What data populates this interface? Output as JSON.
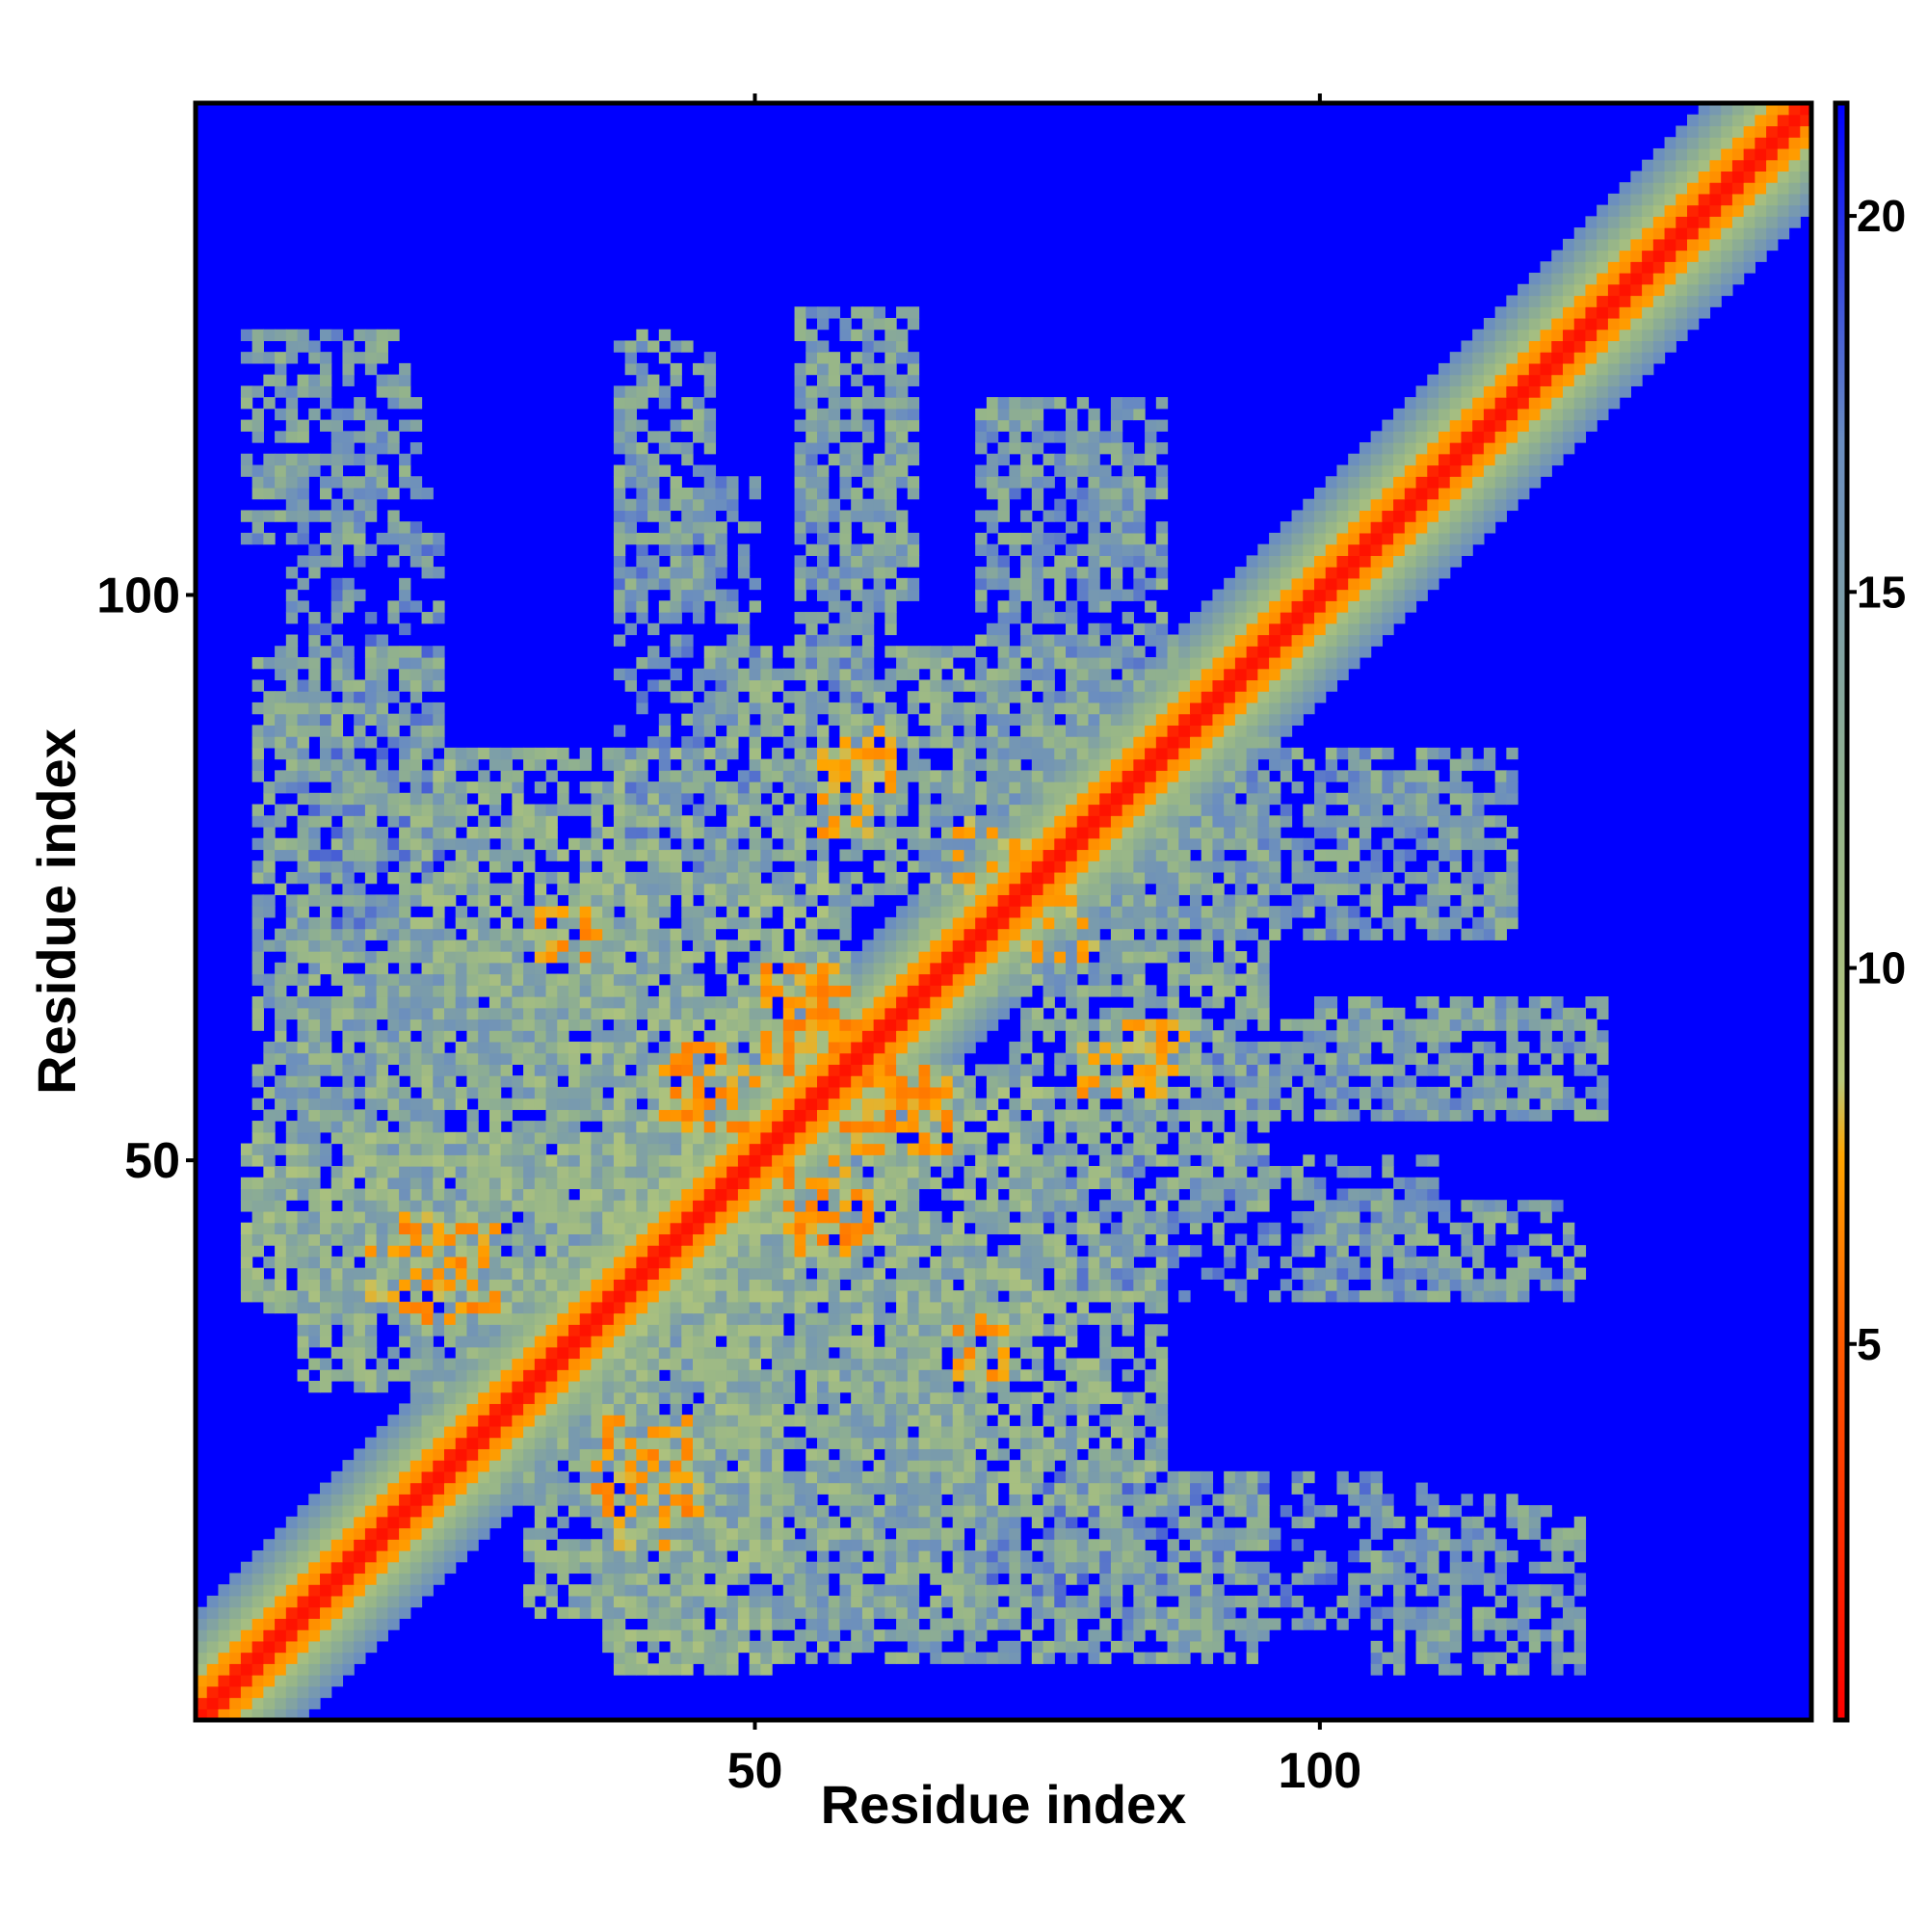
{
  "chart_data": {
    "type": "heatmap",
    "title": "",
    "xlabel": "Residue index",
    "ylabel": "Residue index",
    "n_residues": 143,
    "x_range": [
      1,
      143
    ],
    "y_range": [
      1,
      143
    ],
    "x_ticks": [
      50,
      100
    ],
    "y_ticks": [
      50,
      100
    ],
    "x_tick_labels": [
      "50",
      "100"
    ],
    "y_tick_labels": [
      "50",
      "100"
    ],
    "colorbar": {
      "label": "",
      "range": [
        0,
        21.5
      ],
      "ticks": [
        5,
        10,
        15,
        20
      ],
      "tick_labels": [
        "5",
        "10",
        "15",
        "20"
      ],
      "stops": [
        {
          "value": 0,
          "color": "#ff0000"
        },
        {
          "value": 5,
          "color": "#ff5a00"
        },
        {
          "value": 7.5,
          "color": "#ffa500"
        },
        {
          "value": 8.5,
          "color": "#b8c878"
        },
        {
          "value": 12,
          "color": "#94b48a"
        },
        {
          "value": 17,
          "color": "#6a8dc0"
        },
        {
          "value": 21.5,
          "color": "#0000ff"
        }
      ]
    },
    "background_value": 21.5,
    "background_color": "#0000ff",
    "cutoff_distance": 20,
    "diagonal_band": {
      "core_width": 1.5,
      "orange_width": 3,
      "halo_width": 9
    },
    "contact_blocks": [
      {
        "x": [
          5,
          20
        ],
        "y": [
          105,
          123
        ],
        "value": 14.5,
        "density": 0.55
      },
      {
        "x": [
          38,
          46
        ],
        "y": [
          100,
          123
        ],
        "value": 14.5,
        "density": 0.6
      },
      {
        "x": [
          54,
          64
        ],
        "y": [
          100,
          125
        ],
        "value": 14.5,
        "density": 0.6
      },
      {
        "x": [
          70,
          86
        ],
        "y": [
          86,
          117
        ],
        "value": 14.5,
        "density": 0.5
      },
      {
        "x": [
          6,
          22
        ],
        "y": [
          52,
          95
        ],
        "value": 14,
        "density": 0.7
      },
      {
        "x": [
          20,
          45
        ],
        "y": [
          55,
          86
        ],
        "value": 13,
        "density": 0.7
      },
      {
        "x": [
          46,
          68
        ],
        "y": [
          73,
          95
        ],
        "value": 13.5,
        "density": 0.65
      },
      {
        "x": [
          68,
          90
        ],
        "y": [
          65,
          96
        ],
        "value": 14,
        "density": 0.6
      },
      {
        "x": [
          90,
          115
        ],
        "y": [
          70,
          85
        ],
        "value": 15,
        "density": 0.45
      },
      {
        "x": [
          88,
          112
        ],
        "y": [
          54,
          62
        ],
        "value": 15,
        "density": 0.6
      },
      {
        "x": [
          5,
          40
        ],
        "y": [
          37,
          52
        ],
        "value": 12.5,
        "density": 0.8
      },
      {
        "x": [
          40,
          75
        ],
        "y": [
          35,
          58
        ],
        "value": 12.5,
        "density": 0.7
      },
      {
        "x": [
          75,
          110
        ],
        "y": [
          38,
          50
        ],
        "value": 15,
        "density": 0.5
      },
      {
        "x": [
          30,
          70
        ],
        "y": [
          10,
          35
        ],
        "value": 13.5,
        "density": 0.7
      },
      {
        "x": [
          68,
          110
        ],
        "y": [
          9,
          22
        ],
        "value": 15.5,
        "density": 0.4
      },
      {
        "x": [
          20,
          30
        ],
        "y": [
          20,
          40
        ],
        "value": 13.5,
        "density": 0.6
      }
    ],
    "hotspots": [
      {
        "x": [
          51,
          57
        ],
        "y": [
          59,
          67
        ],
        "value": 7
      },
      {
        "x": [
          58,
          65
        ],
        "y": [
          52,
          59
        ],
        "value": 7
      },
      {
        "x": [
          42,
          48
        ],
        "y": [
          54,
          60
        ],
        "value": 7
      },
      {
        "x": [
          53,
          59
        ],
        "y": [
          43,
          50
        ],
        "value": 7
      },
      {
        "x": [
          68,
          72
        ],
        "y": [
          31,
          36
        ],
        "value": 7
      },
      {
        "x": [
          36,
          44
        ],
        "y": [
          19,
          27
        ],
        "value": 7
      },
      {
        "x": [
          16,
          22
        ],
        "y": [
          38,
          45
        ],
        "value": 7.5
      },
      {
        "x": [
          74,
          80
        ],
        "y": [
          68,
          75
        ],
        "value": 7.5
      },
      {
        "x": [
          84,
          88
        ],
        "y": [
          58,
          62
        ],
        "value": 7.5
      },
      {
        "x": [
          56,
          62
        ],
        "y": [
          79,
          86
        ],
        "value": 7.5
      }
    ]
  }
}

==*==

## Goal of the exercise
Generate a word-for-word copy of the preceding records, excluding all pictures.

## Written answer
What data populates this interface? Output as JSON.
{
  "chart_data": {
    "type": "heatmap",
    "title": "",
    "xlabel": "Residue index",
    "ylabel": "Residue index",
    "n_residues": 143,
    "x_range": [
      1,
      143
    ],
    "y_range": [
      1,
      143
    ],
    "x_ticks": [
      50,
      100
    ],
    "y_ticks": [
      50,
      100
    ],
    "x_tick_labels": [
      "50",
      "100"
    ],
    "y_tick_labels": [
      "50",
      "100"
    ],
    "colorbar": {
      "label": "",
      "range": [
        0,
        21.5
      ],
      "ticks": [
        5,
        10,
        15,
        20
      ],
      "tick_labels": [
        "5",
        "10",
        "15",
        "20"
      ],
      "stops": [
        {
          "value": 0,
          "color": "#ff0000"
        },
        {
          "value": 5,
          "color": "#ff5a00"
        },
        {
          "value": 7.5,
          "color": "#ffa500"
        },
        {
          "value": 8.5,
          "color": "#b8c878"
        },
        {
          "value": 12,
          "color": "#94b48a"
        },
        {
          "value": 17,
          "color": "#6a8dc0"
        },
        {
          "value": 21.5,
          "color": "#0000ff"
        }
      ]
    },
    "background_value": 21.5,
    "background_color": "#0000ff",
    "cutoff_distance": 20,
    "diagonal_band": {
      "core_width": 1.5,
      "orange_width": 3,
      "halo_width": 9
    },
    "contact_blocks": [
      {
        "x": [
          5,
          20
        ],
        "y": [
          105,
          123
        ],
        "value": 14.5,
        "density": 0.55
      },
      {
        "x": [
          38,
          46
        ],
        "y": [
          100,
          123
        ],
        "value": 14.5,
        "density": 0.6
      },
      {
        "x": [
          54,
          64
        ],
        "y": [
          100,
          125
        ],
        "value": 14.5,
        "density": 0.6
      },
      {
        "x": [
          70,
          86
        ],
        "y": [
          86,
          117
        ],
        "value": 14.5,
        "density": 0.5
      },
      {
        "x": [
          6,
          22
        ],
        "y": [
          52,
          95
        ],
        "value": 14,
        "density": 0.7
      },
      {
        "x": [
          20,
          45
        ],
        "y": [
          55,
          86
        ],
        "value": 13,
        "density": 0.7
      },
      {
        "x": [
          46,
          68
        ],
        "y": [
          73,
          95
        ],
        "value": 13.5,
        "density": 0.65
      },
      {
        "x": [
          68,
          90
        ],
        "y": [
          65,
          96
        ],
        "value": 14,
        "density": 0.6
      },
      {
        "x": [
          90,
          115
        ],
        "y": [
          70,
          85
        ],
        "value": 15,
        "density": 0.45
      },
      {
        "x": [
          88,
          112
        ],
        "y": [
          54,
          62
        ],
        "value": 15,
        "density": 0.6
      },
      {
        "x": [
          5,
          40
        ],
        "y": [
          37,
          52
        ],
        "value": 12.5,
        "density": 0.8
      },
      {
        "x": [
          40,
          75
        ],
        "y": [
          35,
          58
        ],
        "value": 12.5,
        "density": 0.7
      },
      {
        "x": [
          75,
          110
        ],
        "y": [
          38,
          50
        ],
        "value": 15,
        "density": 0.5
      },
      {
        "x": [
          30,
          70
        ],
        "y": [
          10,
          35
        ],
        "value": 13.5,
        "density": 0.7
      },
      {
        "x": [
          68,
          110
        ],
        "y": [
          9,
          22
        ],
        "value": 15.5,
        "density": 0.4
      },
      {
        "x": [
          20,
          30
        ],
        "y": [
          20,
          40
        ],
        "value": 13.5,
        "density": 0.6
      }
    ],
    "hotspots": [
      {
        "x": [
          51,
          57
        ],
        "y": [
          59,
          67
        ],
        "value": 7
      },
      {
        "x": [
          58,
          65
        ],
        "y": [
          52,
          59
        ],
        "value": 7
      },
      {
        "x": [
          42,
          48
        ],
        "y": [
          54,
          60
        ],
        "value": 7
      },
      {
        "x": [
          53,
          59
        ],
        "y": [
          43,
          50
        ],
        "value": 7
      },
      {
        "x": [
          68,
          72
        ],
        "y": [
          31,
          36
        ],
        "value": 7
      },
      {
        "x": [
          36,
          44
        ],
        "y": [
          19,
          27
        ],
        "value": 7
      },
      {
        "x": [
          16,
          22
        ],
        "y": [
          38,
          45
        ],
        "value": 7.5
      },
      {
        "x": [
          74,
          80
        ],
        "y": [
          68,
          75
        ],
        "value": 7.5
      },
      {
        "x": [
          84,
          88
        ],
        "y": [
          58,
          62
        ],
        "value": 7.5
      },
      {
        "x": [
          56,
          62
        ],
        "y": [
          79,
          86
        ],
        "value": 7.5
      }
    ]
  }
}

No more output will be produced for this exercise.